● WORK TO DO: Find every line containing the word "半纤维素" and report the count, nothing more.

***** INPUT DATA *****

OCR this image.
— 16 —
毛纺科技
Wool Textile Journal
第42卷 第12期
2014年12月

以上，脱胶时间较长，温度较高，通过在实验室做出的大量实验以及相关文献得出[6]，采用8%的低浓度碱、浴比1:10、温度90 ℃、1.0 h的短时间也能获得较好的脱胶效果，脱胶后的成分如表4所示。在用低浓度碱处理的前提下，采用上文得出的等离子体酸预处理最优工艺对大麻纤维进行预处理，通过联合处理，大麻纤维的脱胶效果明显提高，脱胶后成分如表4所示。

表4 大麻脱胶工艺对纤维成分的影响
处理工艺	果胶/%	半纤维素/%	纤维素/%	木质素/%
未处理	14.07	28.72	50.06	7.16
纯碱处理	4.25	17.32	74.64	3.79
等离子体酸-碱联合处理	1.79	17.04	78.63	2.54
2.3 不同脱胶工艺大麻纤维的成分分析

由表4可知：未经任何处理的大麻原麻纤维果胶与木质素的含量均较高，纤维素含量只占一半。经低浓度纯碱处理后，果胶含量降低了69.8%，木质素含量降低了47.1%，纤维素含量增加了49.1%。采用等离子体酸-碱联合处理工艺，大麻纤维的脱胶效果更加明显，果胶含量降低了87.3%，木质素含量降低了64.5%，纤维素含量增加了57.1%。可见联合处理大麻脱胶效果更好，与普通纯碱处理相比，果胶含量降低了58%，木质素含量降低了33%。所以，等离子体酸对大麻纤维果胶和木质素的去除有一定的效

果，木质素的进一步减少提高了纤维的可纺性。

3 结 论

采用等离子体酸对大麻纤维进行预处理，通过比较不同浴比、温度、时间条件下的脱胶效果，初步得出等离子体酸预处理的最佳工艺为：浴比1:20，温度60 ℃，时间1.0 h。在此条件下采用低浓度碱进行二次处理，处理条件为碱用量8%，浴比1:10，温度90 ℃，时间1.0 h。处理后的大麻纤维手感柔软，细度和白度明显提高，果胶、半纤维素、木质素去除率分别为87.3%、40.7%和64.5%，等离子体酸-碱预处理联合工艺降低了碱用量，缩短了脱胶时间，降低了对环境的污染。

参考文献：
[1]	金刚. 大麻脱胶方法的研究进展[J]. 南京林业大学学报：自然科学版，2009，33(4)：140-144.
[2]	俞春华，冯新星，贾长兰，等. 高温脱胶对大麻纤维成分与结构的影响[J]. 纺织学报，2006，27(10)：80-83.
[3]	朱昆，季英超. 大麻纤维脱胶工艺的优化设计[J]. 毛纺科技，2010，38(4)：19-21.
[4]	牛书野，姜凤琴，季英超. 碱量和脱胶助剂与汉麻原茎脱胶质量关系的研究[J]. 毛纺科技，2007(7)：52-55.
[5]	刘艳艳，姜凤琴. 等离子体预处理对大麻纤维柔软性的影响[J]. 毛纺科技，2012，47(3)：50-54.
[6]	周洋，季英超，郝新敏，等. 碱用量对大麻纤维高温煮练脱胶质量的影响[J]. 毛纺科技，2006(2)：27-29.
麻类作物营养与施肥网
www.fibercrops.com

*****

● RESULT FOR THIS EXERCISE: 2